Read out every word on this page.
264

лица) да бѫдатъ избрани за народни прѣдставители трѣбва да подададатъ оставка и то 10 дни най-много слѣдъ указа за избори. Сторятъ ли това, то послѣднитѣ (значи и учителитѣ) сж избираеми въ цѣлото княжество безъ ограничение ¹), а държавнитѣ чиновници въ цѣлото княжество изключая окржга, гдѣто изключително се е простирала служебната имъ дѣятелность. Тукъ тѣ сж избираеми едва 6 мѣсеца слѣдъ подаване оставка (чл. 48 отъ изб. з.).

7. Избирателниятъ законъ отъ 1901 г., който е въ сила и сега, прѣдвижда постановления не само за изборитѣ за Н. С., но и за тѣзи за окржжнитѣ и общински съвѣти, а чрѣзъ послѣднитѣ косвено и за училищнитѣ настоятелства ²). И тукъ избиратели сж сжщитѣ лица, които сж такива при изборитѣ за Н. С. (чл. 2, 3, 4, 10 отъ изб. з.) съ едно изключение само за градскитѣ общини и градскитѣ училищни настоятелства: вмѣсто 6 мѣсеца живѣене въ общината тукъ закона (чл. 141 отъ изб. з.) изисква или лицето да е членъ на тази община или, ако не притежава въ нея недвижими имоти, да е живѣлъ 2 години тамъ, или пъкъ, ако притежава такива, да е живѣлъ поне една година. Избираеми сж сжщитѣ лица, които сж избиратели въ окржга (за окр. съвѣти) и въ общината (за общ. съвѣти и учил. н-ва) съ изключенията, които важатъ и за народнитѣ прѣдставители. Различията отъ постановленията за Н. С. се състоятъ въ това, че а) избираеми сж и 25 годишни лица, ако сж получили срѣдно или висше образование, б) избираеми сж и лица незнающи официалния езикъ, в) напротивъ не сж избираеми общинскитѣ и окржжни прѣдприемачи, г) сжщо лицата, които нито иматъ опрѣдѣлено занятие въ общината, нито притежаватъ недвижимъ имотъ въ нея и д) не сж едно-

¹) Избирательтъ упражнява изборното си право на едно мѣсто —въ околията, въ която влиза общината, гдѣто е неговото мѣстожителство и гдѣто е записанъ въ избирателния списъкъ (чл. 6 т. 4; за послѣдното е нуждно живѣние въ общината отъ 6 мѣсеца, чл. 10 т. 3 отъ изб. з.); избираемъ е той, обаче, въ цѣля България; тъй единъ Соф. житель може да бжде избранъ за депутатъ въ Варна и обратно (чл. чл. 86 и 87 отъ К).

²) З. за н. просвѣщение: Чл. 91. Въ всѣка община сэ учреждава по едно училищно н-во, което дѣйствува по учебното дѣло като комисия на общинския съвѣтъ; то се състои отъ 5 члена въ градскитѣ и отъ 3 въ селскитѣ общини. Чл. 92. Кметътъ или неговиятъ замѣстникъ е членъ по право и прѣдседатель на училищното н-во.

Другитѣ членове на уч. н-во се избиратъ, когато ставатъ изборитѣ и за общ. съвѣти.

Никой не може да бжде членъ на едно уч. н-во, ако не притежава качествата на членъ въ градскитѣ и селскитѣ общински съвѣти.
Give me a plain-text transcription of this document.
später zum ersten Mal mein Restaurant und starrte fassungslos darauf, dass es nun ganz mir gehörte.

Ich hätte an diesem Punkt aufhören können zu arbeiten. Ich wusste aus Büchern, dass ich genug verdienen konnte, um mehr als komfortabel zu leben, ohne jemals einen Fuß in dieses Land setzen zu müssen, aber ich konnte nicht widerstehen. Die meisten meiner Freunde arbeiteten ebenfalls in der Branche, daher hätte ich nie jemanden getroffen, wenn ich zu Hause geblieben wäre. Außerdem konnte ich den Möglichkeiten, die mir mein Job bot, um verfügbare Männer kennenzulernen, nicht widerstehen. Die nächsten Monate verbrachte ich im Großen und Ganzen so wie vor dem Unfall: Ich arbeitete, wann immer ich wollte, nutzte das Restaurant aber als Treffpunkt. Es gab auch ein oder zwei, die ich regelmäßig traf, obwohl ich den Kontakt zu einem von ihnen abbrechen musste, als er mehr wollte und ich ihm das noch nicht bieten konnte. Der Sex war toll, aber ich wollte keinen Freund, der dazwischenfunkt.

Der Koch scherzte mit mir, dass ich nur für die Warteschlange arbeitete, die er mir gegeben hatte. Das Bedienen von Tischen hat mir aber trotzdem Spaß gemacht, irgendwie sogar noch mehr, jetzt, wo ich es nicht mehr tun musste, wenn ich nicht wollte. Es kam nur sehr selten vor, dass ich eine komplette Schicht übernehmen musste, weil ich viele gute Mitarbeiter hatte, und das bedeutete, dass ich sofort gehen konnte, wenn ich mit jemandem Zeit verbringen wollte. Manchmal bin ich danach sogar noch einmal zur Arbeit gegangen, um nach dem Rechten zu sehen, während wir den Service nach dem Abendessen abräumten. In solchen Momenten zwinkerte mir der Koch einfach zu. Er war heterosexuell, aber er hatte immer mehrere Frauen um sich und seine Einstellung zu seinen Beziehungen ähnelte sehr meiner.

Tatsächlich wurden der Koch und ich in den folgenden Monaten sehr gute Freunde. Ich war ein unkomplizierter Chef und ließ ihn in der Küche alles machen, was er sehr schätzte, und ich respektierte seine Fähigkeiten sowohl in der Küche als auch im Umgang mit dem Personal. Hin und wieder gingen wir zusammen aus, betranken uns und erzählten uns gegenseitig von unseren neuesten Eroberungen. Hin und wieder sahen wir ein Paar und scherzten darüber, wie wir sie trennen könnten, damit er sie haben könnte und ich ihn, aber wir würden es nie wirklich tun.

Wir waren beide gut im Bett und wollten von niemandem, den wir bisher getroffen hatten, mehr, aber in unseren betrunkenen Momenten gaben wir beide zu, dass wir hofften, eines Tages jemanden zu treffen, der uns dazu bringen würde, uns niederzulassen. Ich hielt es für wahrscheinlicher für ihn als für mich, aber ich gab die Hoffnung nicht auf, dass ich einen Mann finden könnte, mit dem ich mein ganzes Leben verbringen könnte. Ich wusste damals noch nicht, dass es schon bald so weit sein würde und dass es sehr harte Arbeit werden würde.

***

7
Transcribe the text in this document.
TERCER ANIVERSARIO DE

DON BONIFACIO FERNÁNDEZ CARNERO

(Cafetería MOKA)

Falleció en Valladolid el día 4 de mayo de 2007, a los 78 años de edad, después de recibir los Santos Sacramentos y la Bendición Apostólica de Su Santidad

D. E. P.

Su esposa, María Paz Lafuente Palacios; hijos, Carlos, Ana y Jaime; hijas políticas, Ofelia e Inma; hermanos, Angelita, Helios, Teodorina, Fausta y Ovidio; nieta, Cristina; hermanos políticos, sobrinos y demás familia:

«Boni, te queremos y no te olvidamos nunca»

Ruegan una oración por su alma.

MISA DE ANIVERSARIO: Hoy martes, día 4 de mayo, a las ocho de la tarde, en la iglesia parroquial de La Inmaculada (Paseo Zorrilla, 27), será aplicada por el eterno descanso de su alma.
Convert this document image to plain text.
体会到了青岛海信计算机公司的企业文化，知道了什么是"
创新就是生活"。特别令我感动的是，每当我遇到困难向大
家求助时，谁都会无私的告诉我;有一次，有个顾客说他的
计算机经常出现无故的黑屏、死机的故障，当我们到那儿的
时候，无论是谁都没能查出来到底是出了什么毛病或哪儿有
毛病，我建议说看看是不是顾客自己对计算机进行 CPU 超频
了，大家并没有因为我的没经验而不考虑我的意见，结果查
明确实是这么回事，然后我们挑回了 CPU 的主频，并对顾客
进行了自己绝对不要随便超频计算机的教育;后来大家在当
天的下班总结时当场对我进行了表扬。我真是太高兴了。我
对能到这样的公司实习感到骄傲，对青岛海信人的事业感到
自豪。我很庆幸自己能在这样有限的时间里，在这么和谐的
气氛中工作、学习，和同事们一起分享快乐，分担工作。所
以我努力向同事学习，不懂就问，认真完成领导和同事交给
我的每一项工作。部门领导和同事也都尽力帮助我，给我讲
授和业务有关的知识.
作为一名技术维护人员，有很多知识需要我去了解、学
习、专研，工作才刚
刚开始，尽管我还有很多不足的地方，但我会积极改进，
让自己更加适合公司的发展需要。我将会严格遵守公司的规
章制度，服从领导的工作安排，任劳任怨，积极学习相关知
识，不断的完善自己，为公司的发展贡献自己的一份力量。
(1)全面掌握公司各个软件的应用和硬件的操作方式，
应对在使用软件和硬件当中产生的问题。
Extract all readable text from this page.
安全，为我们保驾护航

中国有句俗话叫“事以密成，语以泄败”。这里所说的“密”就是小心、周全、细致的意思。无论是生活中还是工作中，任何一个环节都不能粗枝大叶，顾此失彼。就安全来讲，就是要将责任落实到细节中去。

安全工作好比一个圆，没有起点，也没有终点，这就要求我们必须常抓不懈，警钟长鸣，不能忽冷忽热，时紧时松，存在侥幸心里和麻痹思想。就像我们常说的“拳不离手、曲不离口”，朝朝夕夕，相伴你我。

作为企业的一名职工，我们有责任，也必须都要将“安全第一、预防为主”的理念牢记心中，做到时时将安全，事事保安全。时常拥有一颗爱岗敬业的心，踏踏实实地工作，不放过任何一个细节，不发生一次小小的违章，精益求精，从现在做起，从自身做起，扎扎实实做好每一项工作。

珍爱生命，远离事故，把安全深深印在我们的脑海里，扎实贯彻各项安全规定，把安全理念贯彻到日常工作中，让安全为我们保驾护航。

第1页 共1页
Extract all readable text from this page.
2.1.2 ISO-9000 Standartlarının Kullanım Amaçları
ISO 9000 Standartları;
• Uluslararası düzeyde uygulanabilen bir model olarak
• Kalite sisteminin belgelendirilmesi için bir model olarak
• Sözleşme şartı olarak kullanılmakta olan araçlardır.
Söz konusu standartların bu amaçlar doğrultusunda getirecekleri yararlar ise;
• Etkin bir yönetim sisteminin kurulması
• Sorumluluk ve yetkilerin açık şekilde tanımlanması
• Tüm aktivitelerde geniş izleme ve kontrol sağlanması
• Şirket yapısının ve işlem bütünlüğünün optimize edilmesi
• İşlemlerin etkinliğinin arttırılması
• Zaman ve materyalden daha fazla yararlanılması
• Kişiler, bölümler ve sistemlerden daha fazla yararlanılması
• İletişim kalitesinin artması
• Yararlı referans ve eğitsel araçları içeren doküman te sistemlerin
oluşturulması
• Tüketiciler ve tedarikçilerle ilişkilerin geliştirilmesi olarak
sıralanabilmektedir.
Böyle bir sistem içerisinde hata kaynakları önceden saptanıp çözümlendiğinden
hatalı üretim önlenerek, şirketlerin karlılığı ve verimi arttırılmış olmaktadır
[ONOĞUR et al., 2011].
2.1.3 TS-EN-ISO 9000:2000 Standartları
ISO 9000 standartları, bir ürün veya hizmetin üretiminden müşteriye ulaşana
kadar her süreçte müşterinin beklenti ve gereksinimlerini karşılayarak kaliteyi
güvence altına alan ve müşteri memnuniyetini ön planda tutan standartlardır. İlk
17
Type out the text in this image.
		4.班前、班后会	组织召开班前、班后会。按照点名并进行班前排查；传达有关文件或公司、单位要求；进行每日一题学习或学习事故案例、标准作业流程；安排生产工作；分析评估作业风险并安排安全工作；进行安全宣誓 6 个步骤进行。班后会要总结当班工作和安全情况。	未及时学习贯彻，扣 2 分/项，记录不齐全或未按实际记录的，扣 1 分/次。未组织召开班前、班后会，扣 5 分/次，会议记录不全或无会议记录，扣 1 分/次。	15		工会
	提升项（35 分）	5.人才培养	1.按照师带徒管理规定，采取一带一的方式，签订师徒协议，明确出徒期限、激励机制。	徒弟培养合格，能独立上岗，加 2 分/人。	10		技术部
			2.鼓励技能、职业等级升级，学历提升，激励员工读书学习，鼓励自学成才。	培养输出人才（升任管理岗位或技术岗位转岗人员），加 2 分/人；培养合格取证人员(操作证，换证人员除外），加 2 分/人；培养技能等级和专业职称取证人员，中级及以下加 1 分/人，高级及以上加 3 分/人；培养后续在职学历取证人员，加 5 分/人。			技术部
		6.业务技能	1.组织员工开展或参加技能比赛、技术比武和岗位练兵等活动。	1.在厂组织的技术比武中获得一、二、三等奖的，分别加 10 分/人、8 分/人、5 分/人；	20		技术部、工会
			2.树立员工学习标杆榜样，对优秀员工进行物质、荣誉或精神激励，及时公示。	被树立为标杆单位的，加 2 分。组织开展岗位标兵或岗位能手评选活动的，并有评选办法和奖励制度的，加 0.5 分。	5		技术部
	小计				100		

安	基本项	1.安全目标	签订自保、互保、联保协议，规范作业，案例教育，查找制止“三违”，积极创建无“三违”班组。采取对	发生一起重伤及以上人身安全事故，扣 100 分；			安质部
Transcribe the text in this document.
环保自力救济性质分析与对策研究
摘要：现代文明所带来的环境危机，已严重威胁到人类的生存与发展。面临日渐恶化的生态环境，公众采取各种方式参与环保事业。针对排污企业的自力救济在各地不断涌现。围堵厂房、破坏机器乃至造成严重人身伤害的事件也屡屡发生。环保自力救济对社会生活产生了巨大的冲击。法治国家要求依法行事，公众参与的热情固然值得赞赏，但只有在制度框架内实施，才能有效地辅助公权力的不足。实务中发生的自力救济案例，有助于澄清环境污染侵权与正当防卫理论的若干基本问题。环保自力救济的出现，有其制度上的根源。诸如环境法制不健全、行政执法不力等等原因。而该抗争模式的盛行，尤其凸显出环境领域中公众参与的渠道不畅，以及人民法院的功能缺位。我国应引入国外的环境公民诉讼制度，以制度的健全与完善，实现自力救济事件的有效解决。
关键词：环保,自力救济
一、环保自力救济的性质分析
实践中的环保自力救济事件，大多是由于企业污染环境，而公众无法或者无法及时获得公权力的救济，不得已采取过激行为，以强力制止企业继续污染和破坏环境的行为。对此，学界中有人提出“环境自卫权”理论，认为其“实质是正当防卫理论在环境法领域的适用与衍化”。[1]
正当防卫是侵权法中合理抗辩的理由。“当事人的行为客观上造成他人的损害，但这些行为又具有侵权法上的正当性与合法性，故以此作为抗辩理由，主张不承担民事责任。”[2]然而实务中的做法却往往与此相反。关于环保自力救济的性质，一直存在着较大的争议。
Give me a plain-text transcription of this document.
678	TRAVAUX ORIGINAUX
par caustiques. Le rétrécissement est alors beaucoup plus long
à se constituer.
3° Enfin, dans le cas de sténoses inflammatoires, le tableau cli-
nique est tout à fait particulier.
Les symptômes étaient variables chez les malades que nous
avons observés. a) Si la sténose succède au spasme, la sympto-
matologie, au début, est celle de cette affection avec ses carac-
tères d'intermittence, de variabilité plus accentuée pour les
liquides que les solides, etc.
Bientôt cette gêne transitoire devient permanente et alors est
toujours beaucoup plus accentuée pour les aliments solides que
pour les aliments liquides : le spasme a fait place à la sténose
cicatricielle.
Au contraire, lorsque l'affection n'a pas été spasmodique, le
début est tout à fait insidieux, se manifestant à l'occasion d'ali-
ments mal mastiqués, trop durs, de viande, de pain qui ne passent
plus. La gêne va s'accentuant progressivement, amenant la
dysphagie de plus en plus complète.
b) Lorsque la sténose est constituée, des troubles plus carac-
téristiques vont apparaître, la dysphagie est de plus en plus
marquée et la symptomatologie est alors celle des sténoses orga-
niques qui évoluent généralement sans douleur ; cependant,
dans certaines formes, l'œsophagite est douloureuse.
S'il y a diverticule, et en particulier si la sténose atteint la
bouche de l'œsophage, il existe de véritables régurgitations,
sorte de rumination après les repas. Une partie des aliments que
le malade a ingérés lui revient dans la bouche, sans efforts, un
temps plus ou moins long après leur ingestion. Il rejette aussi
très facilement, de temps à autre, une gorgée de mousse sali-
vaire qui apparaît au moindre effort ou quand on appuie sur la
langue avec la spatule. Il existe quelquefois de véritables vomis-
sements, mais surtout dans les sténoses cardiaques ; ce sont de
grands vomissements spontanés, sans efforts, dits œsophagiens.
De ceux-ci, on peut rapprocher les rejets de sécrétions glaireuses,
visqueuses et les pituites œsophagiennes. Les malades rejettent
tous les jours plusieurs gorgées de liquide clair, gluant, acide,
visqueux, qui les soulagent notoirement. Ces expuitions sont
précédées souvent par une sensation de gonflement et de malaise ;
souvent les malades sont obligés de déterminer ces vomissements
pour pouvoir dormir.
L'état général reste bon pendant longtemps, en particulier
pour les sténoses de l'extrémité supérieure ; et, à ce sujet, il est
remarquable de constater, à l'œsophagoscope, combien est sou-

----------------------------------------

Problem to work on
Of the lines in this data, how many contain "pour"? Reply with only the number.

Completed task
5